GIVEN TASK: Switch "net-word" to "net-text" in the data lines between the one holding "year-label-2026: 2026 [489,945,599,988]" and the one holding "column-2027: 4.50 %", inclusive. Give those lines back with nothing else changed.

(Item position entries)
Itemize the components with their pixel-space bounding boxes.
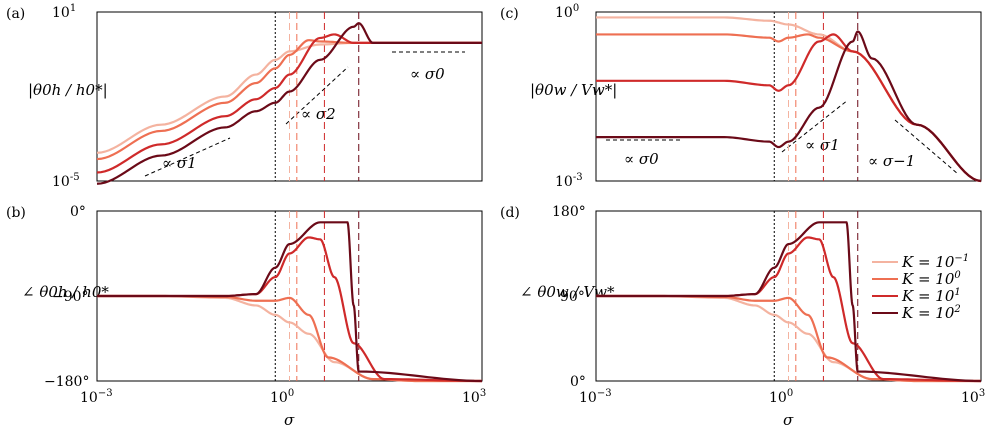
panel-0-series-2-line bbox=[96, 33, 482, 174]
panel-c-annot-s1: ∝ σ1 bbox=[805, 136, 840, 154]
legend-label-3: K = 101 bbox=[901, 287, 961, 305]
panel-c-ylabel: |θ0w / Vw*| bbox=[530, 81, 617, 99]
panel-label-c: (c) bbox=[500, 6, 519, 22]
panel-label-a: (a) bbox=[6, 6, 25, 22]
panel-b-ylabel: ∠ θ0h / h0* bbox=[22, 283, 109, 301]
panel-1-series-3-line bbox=[97, 221, 483, 383]
panel-a-ytick-top: 101 bbox=[52, 3, 76, 21]
panel-c-slope1-guide bbox=[781, 99, 849, 153]
panel-a-ylabel: |θ0h / h0*| bbox=[28, 81, 108, 99]
panel-b-xtick-left: 10−3 bbox=[80, 388, 113, 406]
panel-2-series-2-line bbox=[596, 33, 982, 183]
panel-c-ytick-bottom: 10-3 bbox=[555, 172, 583, 190]
legend-label-1: K = 10−1 bbox=[901, 253, 969, 271]
panel-d-xtick-mid: 100 bbox=[769, 388, 793, 406]
panel-0-series-3-line bbox=[96, 22, 482, 185]
panel-c-annot-sneg1: ∝ σ−1 bbox=[868, 152, 915, 170]
plot-layer bbox=[96, 12, 982, 383]
legend-label-4: K = 102 bbox=[901, 304, 961, 322]
panel-d-xtick-right: 103 bbox=[961, 388, 985, 406]
panel-c-ytick-top: 100 bbox=[555, 3, 579, 21]
panel-b-xlabel: σ bbox=[284, 411, 295, 429]
panel-a-annot-s1: ∝ σ1 bbox=[162, 154, 197, 172]
panel-d-ytick-90: 90° bbox=[560, 289, 585, 305]
panel-3-series-3-line bbox=[596, 221, 982, 383]
panel-d-xlabel: σ bbox=[783, 411, 794, 429]
panel-d-xtick-left: 10−3 bbox=[579, 388, 612, 406]
legend-label-2: K = 100 bbox=[901, 270, 961, 288]
panel-a-annot-s2: ∝ σ2 bbox=[301, 105, 336, 123]
panel-d-ytick-180: 180° bbox=[552, 204, 586, 220]
panel-a-slope1-guide bbox=[144, 137, 231, 177]
panel-c-annot-s0: ∝ σ0 bbox=[624, 150, 659, 168]
panel-b-ytick-90: −90° bbox=[52, 289, 89, 305]
panel-b-ytick-0: 0° bbox=[70, 204, 86, 220]
panel-label-d: (d) bbox=[500, 205, 520, 221]
panel-2-series-3-line bbox=[596, 30, 982, 183]
panel-a-ytick-bottom: 10-5 bbox=[52, 172, 80, 190]
panel-b-xtick-mid: 100 bbox=[270, 388, 294, 406]
panel-label-b: (b) bbox=[6, 205, 26, 221]
legend: K = 10−1 K = 100 K = 101 K = 102 bbox=[872, 253, 969, 322]
panel-d-ylabel: ∠ θ0w / Vw* bbox=[520, 283, 615, 301]
panel-a-annot-s0: ∝ σ0 bbox=[410, 65, 445, 83]
panel-d-ytick-0: 0° bbox=[570, 374, 586, 390]
panel-b-xtick-right: 103 bbox=[462, 388, 486, 406]
panel-b-ytick-180: −180° bbox=[44, 374, 89, 390]
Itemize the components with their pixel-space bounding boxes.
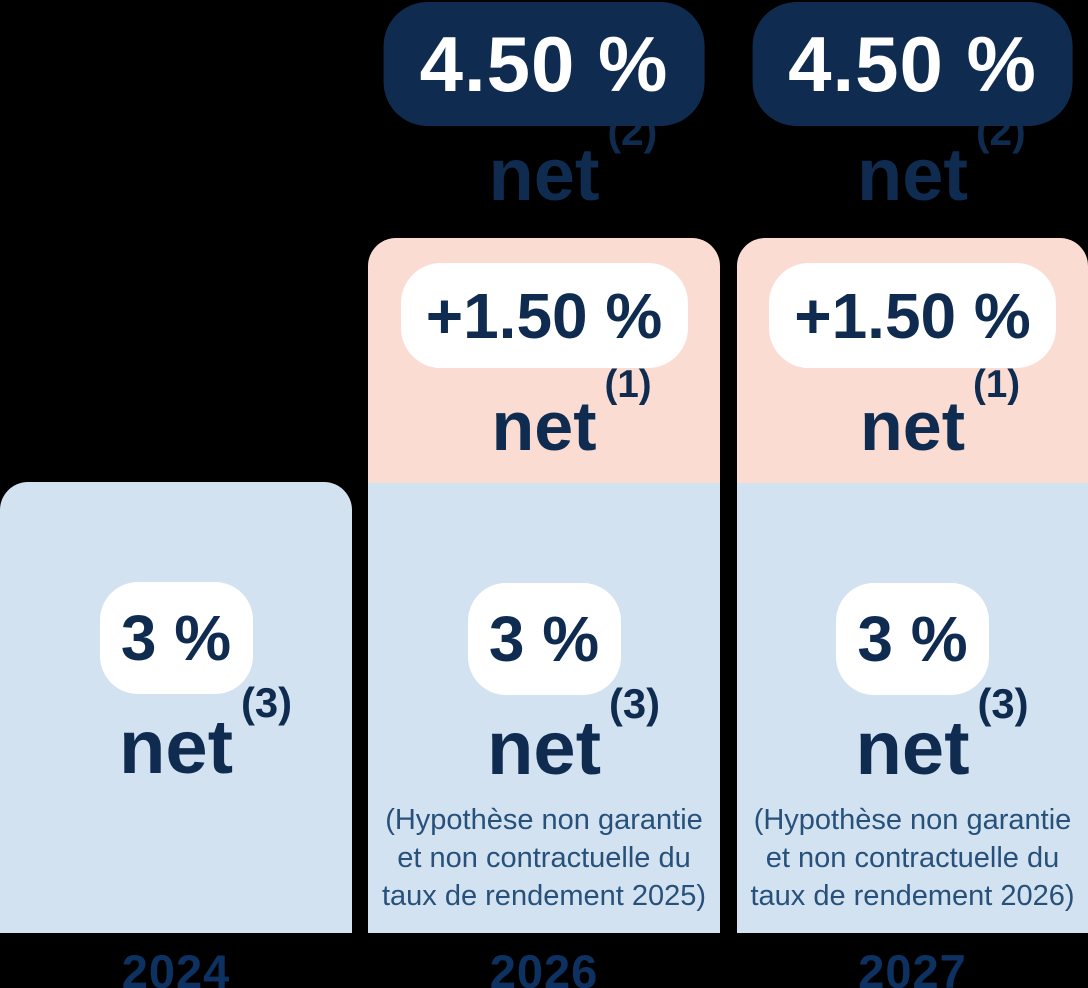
year-label-2026: 2026 [489,945,599,988]
footnote-ref-3: (3) [241,679,293,727]
assumption-footnote-2026: (Hypothèse non garantie et non contractu… [368,801,720,915]
column-2024: 3 % net (3) 2024 [0,0,352,988]
base-rate-value: 3 % [120,602,232,674]
net-word: net [491,387,597,465]
base-net-label-2026: net (3) [368,681,720,791]
base-rate-pill-2026: 3 % [467,583,621,695]
column-2026: 4.50 % net (2) +1.50 % net (1) 3 % net (3) … [368,0,720,988]
net-word: net [855,706,970,791]
footnote-line: (Hypothèse non garantie [753,803,1072,836]
bonus-bar-2026: +1.50 % net (1) [368,238,720,483]
base-bar-2027: 3 % net (3) (Hypothèse non garantie et no… [737,483,1088,933]
column-2027: 4.50 % net (2) +1.50 % net (1) 3 % net (3) … [737,0,1088,988]
base-bar-2024: 3 % net (3) [0,482,352,933]
net-word: net [860,387,965,465]
total-rate-value: 4.50 % [788,20,1037,108]
footnote-line: et non contractuelle du [765,841,1060,874]
net-word: net [857,133,968,216]
total-rate-badge-2027: 4.50 % [752,2,1073,126]
assumption-footnote-2027: (Hypothèse non garantie et non contractu… [737,801,1088,915]
net-word: net [488,133,600,216]
base-net-label-2024: net (3) [0,680,352,790]
total-net-label-2026: net (2) [368,108,720,216]
total-net-label-2027: net (2) [737,108,1088,216]
year-label-2027: 2027 [858,945,967,988]
footnote-ref-1: (1) [973,363,1021,407]
bonus-net-label-2027: net (1) [737,363,1088,465]
base-net-label-2027: net (3) [737,681,1088,791]
bonus-rate-pill-2027: +1.50 % [769,263,1056,368]
bonus-rate-value: +1.50 % [794,279,1031,352]
base-rate-pill-2024: 3 % [99,582,253,694]
year-label-2024: 2024 [121,945,231,988]
footnote-ref-1: (1) [604,363,652,407]
bonus-net-label-2026: net (1) [368,363,720,465]
footnote-line: et non contractuelle du [397,841,691,874]
base-rate-value: 3 % [857,603,968,675]
base-rate-pill-2027: 3 % [836,583,989,695]
bonus-bar-2027: +1.50 % net (1) [737,238,1088,483]
total-rate-value: 4.50 % [419,20,669,108]
base-rate-value: 3 % [488,603,600,675]
net-word: net [487,706,601,791]
footnote-ref-3: (3) [977,680,1029,728]
footnote-ref-2: (2) [976,107,1026,154]
base-bar-2026: 3 % net (3) (Hypothèse non garantie et no… [368,483,720,933]
footnote-ref-2: (2) [607,107,658,154]
footnote-line: (Hypothèse non garantie [385,803,703,836]
footnote-ref-3: (3) [609,680,661,728]
footnote-line: taux de rendement 2026) [750,879,1075,912]
total-rate-badge-2026: 4.50 % [383,2,705,126]
footnote-line: taux de rendement 2025) [381,879,707,912]
bonus-rate-value: +1.50 % [425,279,663,352]
bonus-rate-pill-2026: +1.50 % [400,263,688,368]
net-word: net [119,705,233,790]
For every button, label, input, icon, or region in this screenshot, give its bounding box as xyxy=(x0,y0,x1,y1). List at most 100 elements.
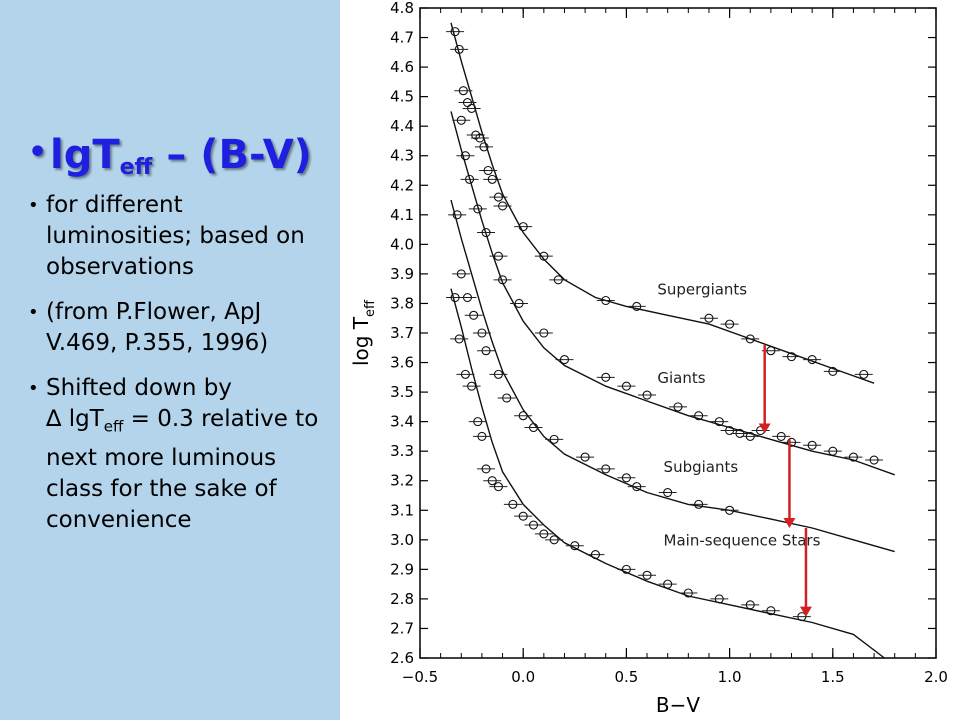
shift-arrow-head xyxy=(783,518,796,528)
title-bullet: • xyxy=(28,135,48,170)
bullet-text-b: ∆ lgT xyxy=(46,406,104,432)
data-point xyxy=(590,550,600,560)
x-tick-label: 2.0 xyxy=(924,668,948,686)
data-point xyxy=(508,499,518,509)
data-point xyxy=(869,455,879,465)
bullet-item: • (from P.Flower, ApJ V.469, P.355, 1996) xyxy=(28,297,333,359)
data-point xyxy=(714,417,724,427)
data-point xyxy=(456,115,466,125)
bullet-dot: • xyxy=(28,195,39,216)
data-point xyxy=(601,295,611,306)
data-point xyxy=(559,355,570,365)
y-tick-label: 3.0 xyxy=(390,531,414,549)
y-tick-label: 4.0 xyxy=(390,235,414,253)
y-tick-label: 4.4 xyxy=(390,117,414,135)
data-point xyxy=(621,564,631,574)
y-tick-label: 3.3 xyxy=(390,442,414,460)
data-point xyxy=(454,334,464,344)
data-point xyxy=(621,381,631,391)
data-point xyxy=(450,27,460,37)
series-curve-2 xyxy=(450,199,895,553)
data-point xyxy=(859,369,869,379)
y-tick-label: 2.9 xyxy=(390,560,414,578)
data-point xyxy=(725,505,735,515)
data-point xyxy=(745,334,755,344)
data-point xyxy=(456,269,466,279)
y-tick-label: 4.7 xyxy=(390,29,414,47)
data-point xyxy=(460,369,470,379)
data-point xyxy=(452,210,462,220)
bullet-item: • Shifted down by ∆ lgTeff = 0.3 relative … xyxy=(28,373,333,536)
title-subscript: eff xyxy=(119,155,153,180)
data-point xyxy=(502,393,512,403)
y-tick-label: 3.1 xyxy=(390,501,414,519)
data-point xyxy=(464,174,475,184)
data-point xyxy=(481,464,491,474)
data-point xyxy=(735,428,745,439)
y-tick-label: 4.6 xyxy=(390,58,414,76)
data-point xyxy=(848,452,858,462)
data-point xyxy=(549,535,559,545)
y-axis-label-sub: eff xyxy=(363,299,378,317)
data-point xyxy=(807,440,817,450)
title-main: lgT xyxy=(50,132,120,178)
y-axis-label: log Teff xyxy=(349,299,378,366)
data-point xyxy=(632,482,642,492)
data-point xyxy=(663,579,673,589)
x-tick-label: 1.5 xyxy=(821,668,845,686)
bullet-text-c: = 0.3 relative to next more luminous cla… xyxy=(46,406,319,533)
series-curve-0 xyxy=(450,22,875,384)
data-point xyxy=(493,251,503,261)
data-point xyxy=(528,422,539,433)
data-point xyxy=(493,369,503,379)
data-point xyxy=(642,390,652,400)
data-point xyxy=(539,328,549,338)
data-point xyxy=(479,142,489,152)
data-point xyxy=(601,464,611,474)
data-point xyxy=(549,434,559,444)
data-point xyxy=(766,346,776,356)
data-point xyxy=(487,174,497,184)
data-point xyxy=(450,292,460,303)
x-tick-label: −0.5 xyxy=(402,668,438,686)
data-point xyxy=(553,275,563,285)
data-point xyxy=(714,594,724,604)
data-point xyxy=(786,437,797,447)
x-tick-label: 0.0 xyxy=(511,668,535,686)
y-tick-label: 4.1 xyxy=(390,206,414,224)
data-point xyxy=(786,352,797,362)
y-tick-label: 4.2 xyxy=(390,176,414,194)
data-point xyxy=(539,529,549,539)
bullet-text: (from P.Flower, ApJ V.469, P.355, 1996) xyxy=(46,299,269,356)
data-point xyxy=(469,310,479,320)
data-point xyxy=(518,411,528,421)
data-point xyxy=(498,275,508,285)
series-label: Subgiants xyxy=(664,458,739,476)
data-point xyxy=(694,499,704,509)
data-point xyxy=(683,588,693,598)
data-point xyxy=(460,151,470,161)
x-tick-label: 0.5 xyxy=(614,668,638,686)
data-point xyxy=(673,402,683,412)
data-point xyxy=(694,411,704,421)
chart-panel: 2.6 2.7 2.8 2.9 3.0 3.1 3.2 3.3 3.4 3.5 3.6 3.7 3.8 3… xyxy=(340,0,960,720)
data-point xyxy=(570,541,580,551)
data-point xyxy=(807,355,817,365)
data-point xyxy=(828,446,838,456)
bullet-list: • for different luminosities; based on ob… xyxy=(28,190,333,550)
hr-chart: 2.6 2.7 2.8 2.9 3.0 3.1 3.2 3.3 3.4 3.5 3.6 3.7 3.8 3… xyxy=(349,0,948,717)
data-point xyxy=(663,487,673,498)
x-tick-label: 1.0 xyxy=(718,668,742,686)
data-point xyxy=(493,482,503,492)
data-point xyxy=(477,328,487,338)
data-point xyxy=(601,372,611,382)
series-label: Giants xyxy=(657,369,705,387)
shift-arrow-head xyxy=(799,606,812,617)
data-point xyxy=(745,431,755,441)
data-point xyxy=(458,86,468,96)
data-point xyxy=(498,201,508,211)
y-tick-label: 4.3 xyxy=(390,147,414,165)
data-point xyxy=(704,313,714,323)
y-tick-label: 3.2 xyxy=(390,472,414,490)
y-tick-label: 2.6 xyxy=(390,649,414,667)
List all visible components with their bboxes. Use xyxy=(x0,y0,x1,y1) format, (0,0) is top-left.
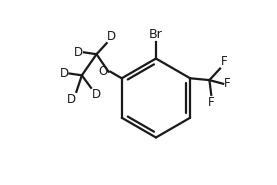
Text: F: F xyxy=(208,96,215,109)
Text: D: D xyxy=(92,88,101,101)
Text: O: O xyxy=(99,65,108,78)
Text: F: F xyxy=(220,55,227,68)
Text: Br: Br xyxy=(149,28,163,41)
Text: F: F xyxy=(224,77,230,90)
Text: D: D xyxy=(67,93,76,106)
Text: D: D xyxy=(60,67,69,80)
Text: D: D xyxy=(74,46,83,59)
Text: D: D xyxy=(107,30,116,43)
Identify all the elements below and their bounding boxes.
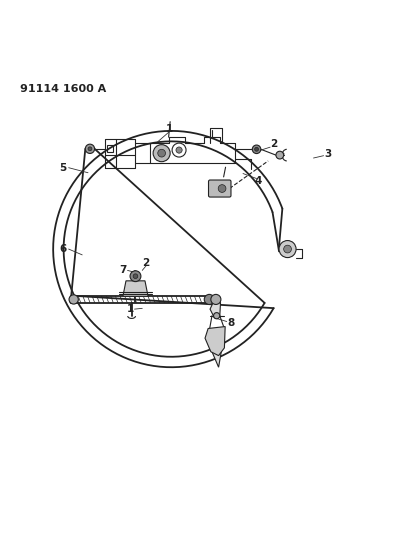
Circle shape xyxy=(279,240,296,257)
Circle shape xyxy=(252,145,261,154)
Circle shape xyxy=(153,144,170,161)
Text: 2: 2 xyxy=(143,257,150,268)
Circle shape xyxy=(218,184,226,192)
Circle shape xyxy=(255,147,259,151)
Circle shape xyxy=(276,151,284,159)
Circle shape xyxy=(204,294,214,304)
Circle shape xyxy=(130,271,141,281)
Text: 8: 8 xyxy=(228,318,235,328)
Circle shape xyxy=(88,147,92,151)
FancyBboxPatch shape xyxy=(209,180,231,197)
Circle shape xyxy=(133,274,138,279)
Circle shape xyxy=(85,144,95,154)
Polygon shape xyxy=(212,352,221,367)
Circle shape xyxy=(284,245,292,253)
Text: 1: 1 xyxy=(166,124,173,134)
Bar xyxy=(107,146,113,151)
Circle shape xyxy=(211,294,221,304)
Text: 3: 3 xyxy=(325,149,332,159)
Polygon shape xyxy=(210,303,220,317)
Text: 1: 1 xyxy=(127,304,134,314)
Polygon shape xyxy=(205,327,225,356)
Text: 4: 4 xyxy=(255,176,262,186)
Polygon shape xyxy=(123,281,148,296)
Text: 91114 1600 A: 91114 1600 A xyxy=(20,84,107,94)
Circle shape xyxy=(176,147,182,153)
Circle shape xyxy=(69,295,78,304)
Text: 2: 2 xyxy=(270,140,277,149)
Text: 6: 6 xyxy=(59,244,66,254)
Text: 5: 5 xyxy=(59,163,66,173)
Circle shape xyxy=(213,313,220,319)
Text: 7: 7 xyxy=(119,265,127,276)
Circle shape xyxy=(158,149,165,157)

OUTPUT BELOW:
year-label-2026: 2026 [489,945,599,988]
footnote-ref-3: (3) [241,679,293,727]
assumption-footnote-2026: (Hypothèse non garantie et non contractu… [368,801,720,915]
column-2024: 3 % net (3) 2024 [0,0,352,988]
base-rate-value: 3 % [120,602,232,674]
net-text: net [491,387,597,465]
base-net-label-2026: net (3) [368,681,720,791]
base-rate-pill-2026: 3 % [467,583,621,695]
column-2026: 4.50 % net (2) +1.50 % net (1) 3 % net (3) … [368,0,720,988]
net-text: net [855,706,970,791]
footnote-line: (Hypothèse non garantie [753,803,1072,836]
bonus-bar-2026: +1.50 % net (1) [368,238,720,483]
base-bar-2027: 3 % net (3) (Hypothèse non garantie et no… [737,483,1088,933]
column-2027: 4.50 % net (2) +1.50 % net (1) 3 % net (3) … [737,0,1088,988]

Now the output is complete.